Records

- - -

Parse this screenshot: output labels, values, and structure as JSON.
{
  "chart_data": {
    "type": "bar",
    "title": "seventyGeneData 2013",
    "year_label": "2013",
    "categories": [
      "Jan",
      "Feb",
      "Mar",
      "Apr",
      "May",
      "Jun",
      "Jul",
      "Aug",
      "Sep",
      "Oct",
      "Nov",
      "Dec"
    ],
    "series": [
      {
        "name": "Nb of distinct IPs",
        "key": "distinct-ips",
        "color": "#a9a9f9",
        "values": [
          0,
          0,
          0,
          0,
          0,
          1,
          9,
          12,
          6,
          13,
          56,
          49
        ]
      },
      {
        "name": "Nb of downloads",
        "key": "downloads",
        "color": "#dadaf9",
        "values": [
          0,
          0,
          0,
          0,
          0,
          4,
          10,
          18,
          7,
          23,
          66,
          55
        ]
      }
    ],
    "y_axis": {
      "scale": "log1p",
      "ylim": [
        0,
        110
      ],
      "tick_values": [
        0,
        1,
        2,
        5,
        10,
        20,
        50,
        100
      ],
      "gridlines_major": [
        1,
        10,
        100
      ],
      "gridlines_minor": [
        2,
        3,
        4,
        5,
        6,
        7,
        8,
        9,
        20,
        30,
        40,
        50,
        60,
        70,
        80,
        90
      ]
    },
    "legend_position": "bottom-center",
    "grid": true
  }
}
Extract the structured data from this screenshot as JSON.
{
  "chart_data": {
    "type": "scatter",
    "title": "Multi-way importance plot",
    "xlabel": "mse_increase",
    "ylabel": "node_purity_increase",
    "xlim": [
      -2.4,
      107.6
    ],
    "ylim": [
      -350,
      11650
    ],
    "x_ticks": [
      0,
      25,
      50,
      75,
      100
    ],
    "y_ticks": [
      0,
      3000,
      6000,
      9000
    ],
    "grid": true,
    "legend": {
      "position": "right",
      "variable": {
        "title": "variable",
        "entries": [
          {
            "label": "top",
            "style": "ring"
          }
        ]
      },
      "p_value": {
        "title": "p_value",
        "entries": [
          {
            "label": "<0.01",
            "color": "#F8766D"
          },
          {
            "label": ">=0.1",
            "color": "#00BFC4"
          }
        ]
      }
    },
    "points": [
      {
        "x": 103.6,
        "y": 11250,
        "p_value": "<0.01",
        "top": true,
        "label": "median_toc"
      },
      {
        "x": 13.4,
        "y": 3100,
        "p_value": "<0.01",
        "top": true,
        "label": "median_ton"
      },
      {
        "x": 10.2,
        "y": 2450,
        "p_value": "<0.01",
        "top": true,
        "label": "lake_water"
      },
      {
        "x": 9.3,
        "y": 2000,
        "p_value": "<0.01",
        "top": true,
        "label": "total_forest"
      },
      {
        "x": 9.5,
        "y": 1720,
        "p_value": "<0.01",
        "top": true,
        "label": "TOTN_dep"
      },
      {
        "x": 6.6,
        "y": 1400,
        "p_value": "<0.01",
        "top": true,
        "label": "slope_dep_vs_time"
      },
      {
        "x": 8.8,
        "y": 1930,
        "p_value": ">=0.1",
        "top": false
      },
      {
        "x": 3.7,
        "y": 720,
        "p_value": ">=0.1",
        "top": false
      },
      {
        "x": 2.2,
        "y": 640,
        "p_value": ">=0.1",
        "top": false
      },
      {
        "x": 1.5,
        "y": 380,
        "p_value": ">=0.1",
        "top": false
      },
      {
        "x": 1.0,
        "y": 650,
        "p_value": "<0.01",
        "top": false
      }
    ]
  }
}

- - -

## Short exercise:
Give only the number of lines in the records that include the word "color".

## Response to this exercise:
4